- _Structured figure records_:
++++++++++++++++++++
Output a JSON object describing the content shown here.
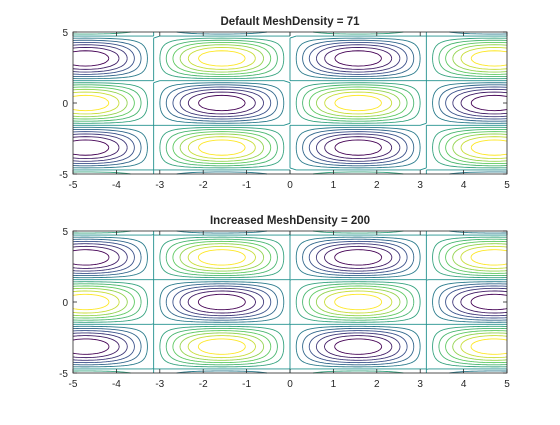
{
  "chart_data": [
    {
      "type": "contour",
      "title": "Default MeshDensity = 71",
      "function": "sin(x)*cos(y)",
      "mesh_density": 71,
      "xlim": [
        -5,
        5
      ],
      "ylim": [
        -5,
        5
      ],
      "xticks": [
        -5,
        -4,
        -3,
        -2,
        -1,
        0,
        1,
        2,
        3,
        4,
        5
      ],
      "yticks": [
        -5,
        0,
        5
      ],
      "levels": [
        -0.857,
        -0.714,
        -0.571,
        -0.429,
        -0.286,
        -0.143,
        0,
        0.143,
        0.286,
        0.429,
        0.571,
        0.714,
        0.857
      ],
      "colormap": [
        "#440154",
        "#3b528b",
        "#21908d",
        "#5ec962",
        "#fde725"
      ],
      "grid": false
    },
    {
      "type": "contour",
      "title": "Increased MeshDensity = 200",
      "function": "sin(x)*cos(y)",
      "mesh_density": 200,
      "xlim": [
        -5,
        5
      ],
      "ylim": [
        -5,
        5
      ],
      "xticks": [
        -5,
        -4,
        -3,
        -2,
        -1,
        0,
        1,
        2,
        3,
        4,
        5
      ],
      "yticks": [
        -5,
        0,
        5
      ],
      "levels": [
        -0.857,
        -0.714,
        -0.571,
        -0.429,
        -0.286,
        -0.143,
        0,
        0.143,
        0.286,
        0.429,
        0.571,
        0.714,
        0.857
      ],
      "colormap": [
        "#440154",
        "#3b528b",
        "#21908d",
        "#5ec962",
        "#fde725"
      ],
      "grid": false
    }
  ]
}
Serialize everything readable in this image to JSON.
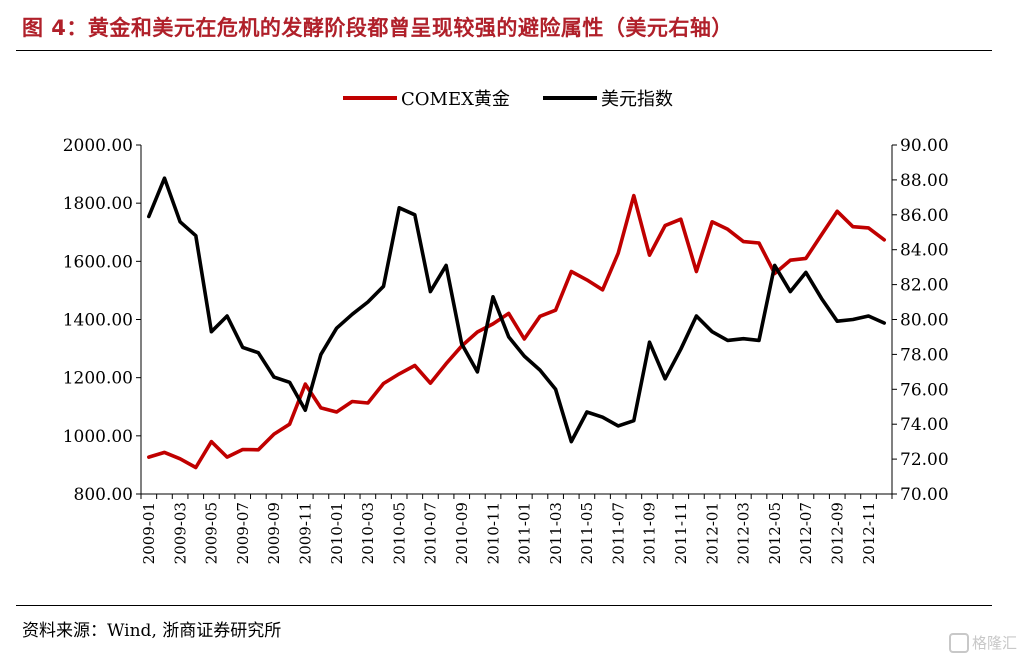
{
  "header": {
    "title": "图 4：黄金和美元在危机的发酵阶段都曾呈现较强的避险属性（美元右轴）"
  },
  "footer": {
    "source": "资料来源：Wind, 浙商证券研究所",
    "watermark": "格隆汇"
  },
  "colors": {
    "gold": "#c00000",
    "usd": "#000000",
    "title": "#b0202a"
  },
  "chart_data": {
    "type": "line",
    "legend_position": "top-center",
    "grid": false,
    "x": [
      "2009-01",
      "2009-02",
      "2009-03",
      "2009-04",
      "2009-05",
      "2009-06",
      "2009-07",
      "2009-08",
      "2009-09",
      "2009-10",
      "2009-11",
      "2009-12",
      "2010-01",
      "2010-02",
      "2010-03",
      "2010-04",
      "2010-05",
      "2010-06",
      "2010-07",
      "2010-08",
      "2010-09",
      "2010-10",
      "2010-11",
      "2010-12",
      "2011-01",
      "2011-02",
      "2011-03",
      "2011-04",
      "2011-05",
      "2011-06",
      "2011-07",
      "2011-08",
      "2011-09",
      "2011-10",
      "2011-11",
      "2011-12",
      "2012-01",
      "2012-02",
      "2012-03",
      "2012-04",
      "2012-05",
      "2012-06",
      "2012-07",
      "2012-08",
      "2012-09",
      "2012-10",
      "2012-11",
      "2012-12"
    ],
    "x_tick_labels": [
      "2009-01",
      "2009-03",
      "2009-05",
      "2009-07",
      "2009-09",
      "2009-11",
      "2010-01",
      "2010-03",
      "2010-05",
      "2010-07",
      "2010-09",
      "2010-11",
      "2011-01",
      "2011-03",
      "2011-05",
      "2011-07",
      "2011-09",
      "2011-11",
      "2012-01",
      "2012-03",
      "2012-05",
      "2012-07",
      "2012-09",
      "2012-11"
    ],
    "y_left": {
      "min": 800,
      "max": 2000,
      "ticks": [
        "800.00",
        "1000.00",
        "1200.00",
        "1400.00",
        "1600.00",
        "1800.00",
        "2000.00"
      ]
    },
    "y_right": {
      "min": 70,
      "max": 90,
      "ticks": [
        "70.00",
        "72.00",
        "74.00",
        "76.00",
        "78.00",
        "80.00",
        "82.00",
        "84.00",
        "86.00",
        "88.00",
        "90.00"
      ]
    },
    "series": [
      {
        "name": "COMEX黄金",
        "axis": "left",
        "color": "#c00000",
        "values": [
          927,
          943,
          921,
          891,
          980,
          927,
          953,
          952,
          1006,
          1040,
          1178,
          1096,
          1082,
          1118,
          1113,
          1180,
          1213,
          1242,
          1181,
          1248,
          1309,
          1357,
          1385,
          1421,
          1333,
          1411,
          1432,
          1565,
          1536,
          1502,
          1628,
          1826,
          1621,
          1723,
          1745,
          1565,
          1736,
          1710,
          1668,
          1663,
          1558,
          1604,
          1610,
          1692,
          1772,
          1719,
          1715,
          1674
        ]
      },
      {
        "name": "美元指数",
        "axis": "right",
        "color": "#000000",
        "values": [
          85.9,
          88.1,
          85.6,
          84.8,
          79.3,
          80.2,
          78.4,
          78.1,
          76.7,
          76.4,
          74.8,
          78.0,
          79.5,
          80.3,
          81.0,
          81.9,
          86.4,
          86.0,
          81.6,
          83.1,
          78.6,
          77.0,
          81.3,
          79.0,
          77.9,
          77.1,
          76.0,
          73.0,
          74.7,
          74.4,
          73.9,
          74.2,
          78.7,
          76.6,
          78.3,
          80.2,
          79.3,
          78.8,
          78.9,
          78.8,
          83.1,
          81.6,
          82.7,
          81.2,
          79.9,
          80.0,
          80.2,
          79.8
        ]
      }
    ]
  }
}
++++++++++++++++++++
- _WHAT TO WORK ON_:
Repeat the records above exactly, leaving out the pictures.

- _TASK SOLUTION_:
Output a JSON object describing the content shown here.
{
  "chart_data": [
    {
      "type": "contour",
      "title": "Default MeshDensity = 71",
      "function": "sin(x)*cos(y)",
      "mesh_density": 71,
      "xlim": [
        -5,
        5
      ],
      "ylim": [
        -5,
        5
      ],
      "xticks": [
        -5,
        -4,
        -3,
        -2,
        -1,
        0,
        1,
        2,
        3,
        4,
        5
      ],
      "yticks": [
        -5,
        0,
        5
      ],
      "levels": [
        -0.857,
        -0.714,
        -0.571,
        -0.429,
        -0.286,
        -0.143,
        0,
        0.143,
        0.286,
        0.429,
        0.571,
        0.714,
        0.857
      ],
      "colormap": [
        "#440154",
        "#3b528b",
        "#21908d",
        "#5ec962",
        "#fde725"
      ],
      "grid": false
    },
    {
      "type": "contour",
      "title": "Increased MeshDensity = 200",
      "function": "sin(x)*cos(y)",
      "mesh_density": 200,
      "xlim": [
        -5,
        5
      ],
      "ylim": [
        -5,
        5
      ],
      "xticks": [
        -5,
        -4,
        -3,
        -2,
        -1,
        0,
        1,
        2,
        3,
        4,
        5
      ],
      "yticks": [
        -5,
        0,
        5
      ],
      "levels": [
        -0.857,
        -0.714,
        -0.571,
        -0.429,
        -0.286,
        -0.143,
        0,
        0.143,
        0.286,
        0.429,
        0.571,
        0.714,
        0.857
      ],
      "colormap": [
        "#440154",
        "#3b528b",
        "#21908d",
        "#5ec962",
        "#fde725"
      ],
      "grid": false
    }
  ]
}
Serialize everything readable in this image to JSON.
{
  "header": {
    "title": "图 4：黄金和美元在危机的发酵阶段都曾呈现较强的避险属性（美元右轴）"
  },
  "footer": {
    "source": "资料来源：Wind, 浙商证券研究所",
    "watermark": "格隆汇"
  },
  "colors": {
    "gold": "#c00000",
    "usd": "#000000",
    "title": "#b0202a"
  },
  "chart_data": {
    "type": "line",
    "legend_position": "top-center",
    "grid": false,
    "x": [
      "2009-01",
      "2009-02",
      "2009-03",
      "2009-04",
      "2009-05",
      "2009-06",
      "2009-07",
      "2009-08",
      "2009-09",
      "2009-10",
      "2009-11",
      "2009-12",
      "2010-01",
      "2010-02",
      "2010-03",
      "2010-04",
      "2010-05",
      "2010-06",
      "2010-07",
      "2010-08",
      "2010-09",
      "2010-10",
      "2010-11",
      "2010-12",
      "2011-01",
      "2011-02",
      "2011-03",
      "2011-04",
      "2011-05",
      "2011-06",
      "2011-07",
      "2011-08",
      "2011-09",
      "2011-10",
      "2011-11",
      "2011-12",
      "2012-01",
      "2012-02",
      "2012-03",
      "2012-04",
      "2012-05",
      "2012-06",
      "2012-07",
      "2012-08",
      "2012-09",
      "2012-10",
      "2012-11",
      "2012-12"
    ],
    "x_tick_labels": [
      "2009-01",
      "2009-03",
      "2009-05",
      "2009-07",
      "2009-09",
      "2009-11",
      "2010-01",
      "2010-03",
      "2010-05",
      "2010-07",
      "2010-09",
      "2010-11",
      "2011-01",
      "2011-03",
      "2011-05",
      "2011-07",
      "2011-09",
      "2011-11",
      "2012-01",
      "2012-03",
      "2012-05",
      "2012-07",
      "2012-09",
      "2012-11"
    ],
    "y_left": {
      "min": 800,
      "max": 2000,
      "ticks": [
        "800.00",
        "1000.00",
        "1200.00",
        "1400.00",
        "1600.00",
        "1800.00",
        "2000.00"
      ]
    },
    "y_right": {
      "min": 70,
      "max": 90,
      "ticks": [
        "70.00",
        "72.00",
        "74.00",
        "76.00",
        "78.00",
        "80.00",
        "82.00",
        "84.00",
        "86.00",
        "88.00",
        "90.00"
      ]
    },
    "series": [
      {
        "name": "COMEX黄金",
        "axis": "left",
        "color": "#c00000",
        "values": [
          927,
          943,
          921,
          891,
          980,
          927,
          953,
          952,
          1006,
          1040,
          1178,
          1096,
          1082,
          1118,
          1113,
          1180,
          1213,
          1242,
          1181,
          1248,
          1309,
          1357,
          1385,
          1421,
          1333,
          1411,
          1432,
          1565,
          1536,
          1502,
          1628,
          1826,
          1621,
          1723,
          1745,
          1565,
          1736,
          1710,
          1668,
          1663,
          1558,
          1604,
          1610,
          1692,
          1772,
          1719,
          1715,
          1674
        ]
      },
      {
        "name": "美元指数",
        "axis": "right",
        "color": "#000000",
        "values": [
          85.9,
          88.1,
          85.6,
          84.8,
          79.3,
          80.2,
          78.4,
          78.1,
          76.7,
          76.4,
          74.8,
          78.0,
          79.5,
          80.3,
          81.0,
          81.9,
          86.4,
          86.0,
          81.6,
          83.1,
          78.6,
          77.0,
          81.3,
          79.0,
          77.9,
          77.1,
          76.0,
          73.0,
          74.7,
          74.4,
          73.9,
          74.2,
          78.7,
          76.6,
          78.3,
          80.2,
          79.3,
          78.8,
          78.9,
          78.8,
          83.1,
          81.6,
          82.7,
          81.2,
          79.9,
          80.0,
          80.2,
          79.8
        ]
      }
    ]
  }
}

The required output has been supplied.